High-Speed Rail is a Fast Track to Government Waste

By Robert J. Samuelson
The Washington Post, February 14, 2011

Vice President Biden, an avowed friend of good government, is giving it a bad
name. With great fanfare, he went to Philadelphia last week to announce that the
Obama administration proposes spending $53 billion over six years to construct a
"national high-speed rail system." Translation: The administration would pay
states $53 billion to build rail networks that would then lose money - lots -
thereby aggravating the budget squeezes of the states or federal government,
depending on which covered the deficits.

There's something wildly irresponsible about the national government undermining
states' already poor long-term budget prospects by plying them with grants that
provide short-term jobs. Worse, the rail proposal casts doubt on the
administration's commitment to reducing huge budget deficits. The president's
2012 budget is due Monday. How can it subdue deficits if it keeps proposing big
spending programs?

High-speed rail would definitely be big. Transportation Secretary Ray LaHood has
estimated the administration's ultimate goal - bringing high-speed rail to 80
percent of the population - could cost $500 billion over 25 years. For this
stupendous sum, there would be scant public benefits. Precisely the opposite.
Rail subsidies would threaten funding for more pressing public needs: schools,
police, defense.

How can we know this? History, for starters.

Passenger rail service inspires wishful thinking. In 1970, when Congress created
Amtrak to preserve intercity passenger trains, the idea was that the system
would become profitable and self-sustaining after an initial infusion of federal
money. This never happened. Amtrak has swallowed $35 billion in subsidies, and
they're increasing by more than $1 billion annually.

---+---

**PROBLEMS TO SOLVE**
1. Answer these questions from the column on high-speed rail:
(a) How much money does the administration propose spending on a national high-speed rail system, and over how many years?
(b) Who estimated that bringing high-speed rail to 80 percent of the population could cost $500 billion over 25 years?
(c) In what year did Congress create Amtrak?
2. Restate the part of the column on high-speed rail that opens with the words containing "By Robert J." and closes with "covered the deficits.", renaming "Philadelphia" to "Pittsburgh".

**PROVIDED MATERIAL**
---+---

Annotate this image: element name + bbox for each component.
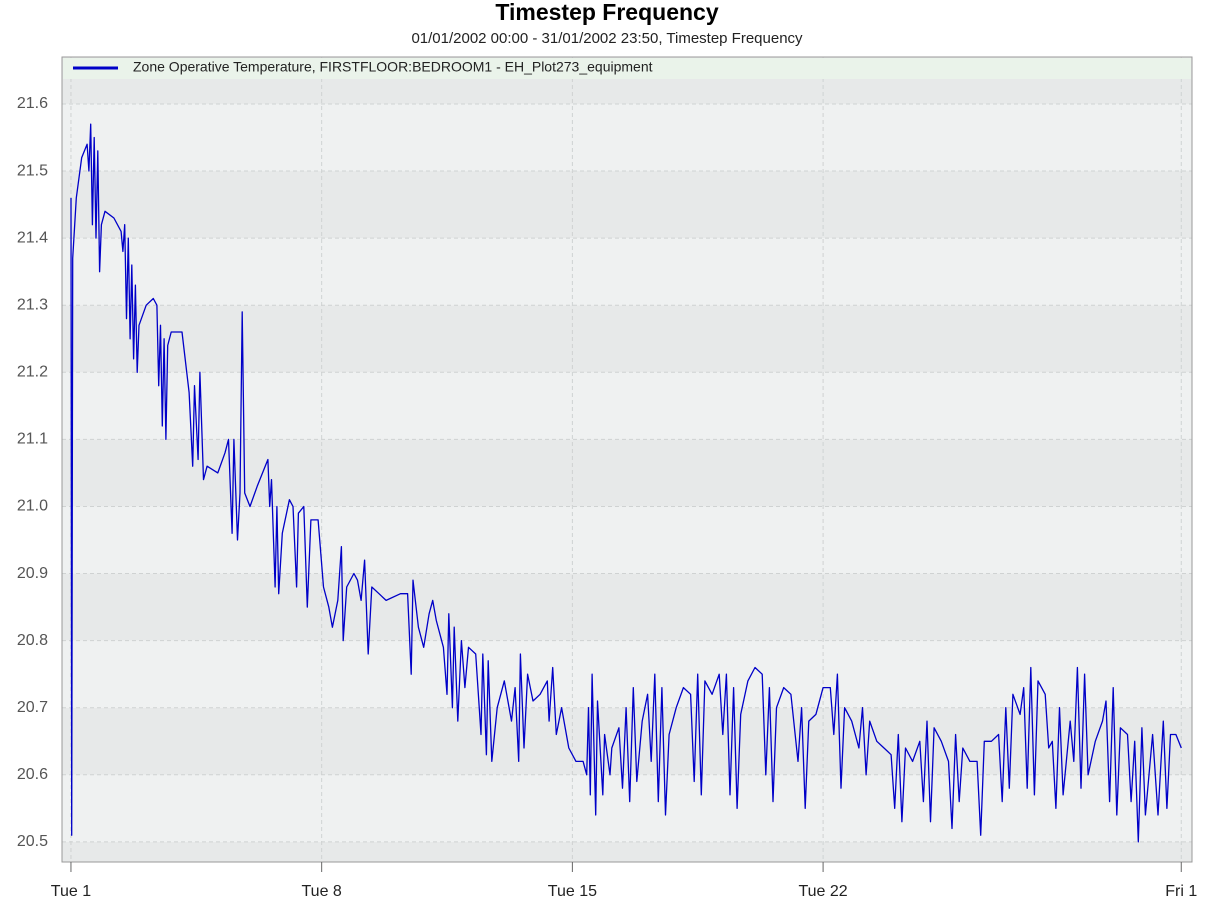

---+---

**TASK-BY-TASK SOLUTIONS**
1.
(a) $53 billion over six years
(b) Transportation Secretary Ray LaHood
(c) 1970

2.
By Robert J. Samuelson
The Washington Post, February 14, 2011

Vice President Biden, an avowed friend of good government, is giving it a bad
name. With great fanfare, he went to Pittsburgh last week to announce that the
Obama administration proposes spending $53 billion over six years to construct a
"national high-speed rail system." Translation: The administration would pay
states $53 billion to build rail networks that would then lose money - lots -
thereby aggravating the budget squeezes of the states or federal government,
depending on which covered the deficits.